#### [Task]
Scan the data beneath this task and copy each line that includes "Biological".

#### [Input material]
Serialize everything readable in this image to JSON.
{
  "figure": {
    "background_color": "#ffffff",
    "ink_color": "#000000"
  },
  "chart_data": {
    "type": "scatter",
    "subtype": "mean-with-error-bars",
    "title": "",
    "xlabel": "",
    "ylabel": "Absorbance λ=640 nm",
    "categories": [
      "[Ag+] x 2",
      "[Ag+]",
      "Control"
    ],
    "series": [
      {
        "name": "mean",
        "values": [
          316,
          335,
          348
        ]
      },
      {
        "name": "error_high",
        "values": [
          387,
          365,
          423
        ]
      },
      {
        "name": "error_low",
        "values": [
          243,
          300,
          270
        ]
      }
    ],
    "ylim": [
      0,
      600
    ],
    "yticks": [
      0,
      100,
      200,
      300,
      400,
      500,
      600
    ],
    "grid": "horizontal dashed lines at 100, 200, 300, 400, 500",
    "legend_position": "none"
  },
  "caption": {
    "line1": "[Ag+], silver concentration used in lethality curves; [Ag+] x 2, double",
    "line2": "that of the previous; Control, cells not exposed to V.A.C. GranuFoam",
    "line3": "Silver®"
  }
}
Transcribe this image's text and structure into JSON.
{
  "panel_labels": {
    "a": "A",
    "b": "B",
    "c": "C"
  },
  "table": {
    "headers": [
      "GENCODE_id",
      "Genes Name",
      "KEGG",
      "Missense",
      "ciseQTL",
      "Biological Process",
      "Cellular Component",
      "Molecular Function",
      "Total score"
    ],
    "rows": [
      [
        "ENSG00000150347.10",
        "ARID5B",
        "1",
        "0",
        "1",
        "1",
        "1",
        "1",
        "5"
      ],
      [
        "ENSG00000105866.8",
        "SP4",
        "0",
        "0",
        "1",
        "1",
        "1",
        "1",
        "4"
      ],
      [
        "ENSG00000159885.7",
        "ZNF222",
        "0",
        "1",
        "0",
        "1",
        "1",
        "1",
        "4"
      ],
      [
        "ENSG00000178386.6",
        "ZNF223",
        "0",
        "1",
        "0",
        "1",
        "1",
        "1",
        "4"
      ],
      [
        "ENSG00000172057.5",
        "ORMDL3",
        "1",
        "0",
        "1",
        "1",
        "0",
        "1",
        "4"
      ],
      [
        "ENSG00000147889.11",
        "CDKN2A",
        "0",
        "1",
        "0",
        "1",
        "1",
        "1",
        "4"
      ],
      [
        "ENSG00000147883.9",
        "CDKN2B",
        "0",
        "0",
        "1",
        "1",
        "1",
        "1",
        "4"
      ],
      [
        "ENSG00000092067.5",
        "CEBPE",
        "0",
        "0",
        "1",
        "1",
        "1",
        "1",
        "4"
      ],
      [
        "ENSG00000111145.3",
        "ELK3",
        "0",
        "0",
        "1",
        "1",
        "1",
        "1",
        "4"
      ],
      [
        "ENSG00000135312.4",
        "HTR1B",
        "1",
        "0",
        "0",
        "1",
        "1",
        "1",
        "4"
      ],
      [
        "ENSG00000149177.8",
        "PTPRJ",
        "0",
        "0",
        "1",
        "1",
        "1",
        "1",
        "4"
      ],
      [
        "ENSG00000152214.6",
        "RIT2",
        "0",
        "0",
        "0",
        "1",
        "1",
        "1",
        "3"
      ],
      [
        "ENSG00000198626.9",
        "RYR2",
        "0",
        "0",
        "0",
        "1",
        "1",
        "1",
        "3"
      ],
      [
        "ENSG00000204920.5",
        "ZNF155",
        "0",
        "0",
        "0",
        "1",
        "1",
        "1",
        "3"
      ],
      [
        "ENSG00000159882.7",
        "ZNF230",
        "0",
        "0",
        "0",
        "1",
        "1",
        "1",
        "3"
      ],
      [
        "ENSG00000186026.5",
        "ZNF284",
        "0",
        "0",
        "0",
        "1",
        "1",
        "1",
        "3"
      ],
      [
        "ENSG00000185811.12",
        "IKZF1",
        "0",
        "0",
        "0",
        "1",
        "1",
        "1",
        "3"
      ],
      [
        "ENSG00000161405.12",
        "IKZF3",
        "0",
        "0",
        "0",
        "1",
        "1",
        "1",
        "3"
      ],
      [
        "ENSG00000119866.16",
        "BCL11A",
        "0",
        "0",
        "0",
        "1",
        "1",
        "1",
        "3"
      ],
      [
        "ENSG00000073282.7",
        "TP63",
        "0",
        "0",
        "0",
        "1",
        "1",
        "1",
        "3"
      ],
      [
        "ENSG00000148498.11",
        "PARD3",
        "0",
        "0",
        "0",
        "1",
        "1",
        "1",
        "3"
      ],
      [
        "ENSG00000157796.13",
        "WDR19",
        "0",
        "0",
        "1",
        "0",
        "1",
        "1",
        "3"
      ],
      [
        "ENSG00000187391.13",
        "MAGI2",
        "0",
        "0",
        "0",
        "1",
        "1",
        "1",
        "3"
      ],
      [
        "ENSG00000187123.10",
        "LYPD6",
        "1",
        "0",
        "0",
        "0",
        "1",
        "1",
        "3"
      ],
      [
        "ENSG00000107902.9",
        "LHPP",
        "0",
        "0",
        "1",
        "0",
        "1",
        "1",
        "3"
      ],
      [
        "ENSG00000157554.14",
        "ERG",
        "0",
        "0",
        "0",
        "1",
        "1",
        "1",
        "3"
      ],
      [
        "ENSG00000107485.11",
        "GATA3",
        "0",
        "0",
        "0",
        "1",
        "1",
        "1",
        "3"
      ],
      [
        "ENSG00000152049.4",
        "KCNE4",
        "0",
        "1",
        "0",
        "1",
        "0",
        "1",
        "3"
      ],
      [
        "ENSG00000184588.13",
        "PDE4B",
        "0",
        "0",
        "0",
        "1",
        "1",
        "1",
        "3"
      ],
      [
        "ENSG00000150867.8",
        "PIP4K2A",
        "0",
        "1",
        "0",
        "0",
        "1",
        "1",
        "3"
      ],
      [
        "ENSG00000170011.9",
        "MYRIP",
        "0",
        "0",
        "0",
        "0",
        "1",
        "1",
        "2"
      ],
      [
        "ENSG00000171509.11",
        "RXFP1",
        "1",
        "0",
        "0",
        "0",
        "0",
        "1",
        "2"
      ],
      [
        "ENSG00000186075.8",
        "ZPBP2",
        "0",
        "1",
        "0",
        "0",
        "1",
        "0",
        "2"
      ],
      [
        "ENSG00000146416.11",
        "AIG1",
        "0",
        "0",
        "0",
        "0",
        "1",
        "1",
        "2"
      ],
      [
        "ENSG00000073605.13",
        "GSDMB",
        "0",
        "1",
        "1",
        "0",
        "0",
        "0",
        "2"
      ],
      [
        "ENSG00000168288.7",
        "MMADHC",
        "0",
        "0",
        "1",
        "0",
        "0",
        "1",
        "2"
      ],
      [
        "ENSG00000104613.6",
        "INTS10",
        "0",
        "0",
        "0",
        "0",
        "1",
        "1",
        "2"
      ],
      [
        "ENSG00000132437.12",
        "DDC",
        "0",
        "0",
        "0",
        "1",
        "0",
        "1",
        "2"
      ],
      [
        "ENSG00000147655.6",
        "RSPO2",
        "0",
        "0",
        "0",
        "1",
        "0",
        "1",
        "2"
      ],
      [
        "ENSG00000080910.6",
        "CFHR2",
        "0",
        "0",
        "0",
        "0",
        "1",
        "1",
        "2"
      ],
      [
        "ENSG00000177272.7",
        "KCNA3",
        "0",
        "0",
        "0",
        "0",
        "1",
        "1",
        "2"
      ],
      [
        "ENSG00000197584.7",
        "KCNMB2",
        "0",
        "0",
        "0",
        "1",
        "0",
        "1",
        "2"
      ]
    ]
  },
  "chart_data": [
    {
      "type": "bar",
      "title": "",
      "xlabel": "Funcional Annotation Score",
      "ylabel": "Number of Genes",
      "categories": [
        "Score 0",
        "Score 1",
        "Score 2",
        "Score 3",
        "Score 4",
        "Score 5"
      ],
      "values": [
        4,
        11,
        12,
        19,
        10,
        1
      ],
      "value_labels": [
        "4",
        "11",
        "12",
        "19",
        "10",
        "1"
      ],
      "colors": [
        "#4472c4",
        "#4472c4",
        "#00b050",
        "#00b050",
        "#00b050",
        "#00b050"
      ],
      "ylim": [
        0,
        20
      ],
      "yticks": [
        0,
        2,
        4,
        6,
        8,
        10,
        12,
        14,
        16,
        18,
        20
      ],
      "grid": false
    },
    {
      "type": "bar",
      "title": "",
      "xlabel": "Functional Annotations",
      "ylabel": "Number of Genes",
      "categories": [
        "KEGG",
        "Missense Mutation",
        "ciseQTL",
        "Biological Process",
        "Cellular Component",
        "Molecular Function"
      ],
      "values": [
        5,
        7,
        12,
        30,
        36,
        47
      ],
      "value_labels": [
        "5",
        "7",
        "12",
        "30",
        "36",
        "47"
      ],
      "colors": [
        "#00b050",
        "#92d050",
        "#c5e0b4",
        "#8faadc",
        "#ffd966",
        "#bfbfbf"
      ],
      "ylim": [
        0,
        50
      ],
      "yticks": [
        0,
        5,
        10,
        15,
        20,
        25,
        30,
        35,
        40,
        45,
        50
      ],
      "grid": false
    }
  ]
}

#### [Reply]
      "Biological Process",
        "Biological Process",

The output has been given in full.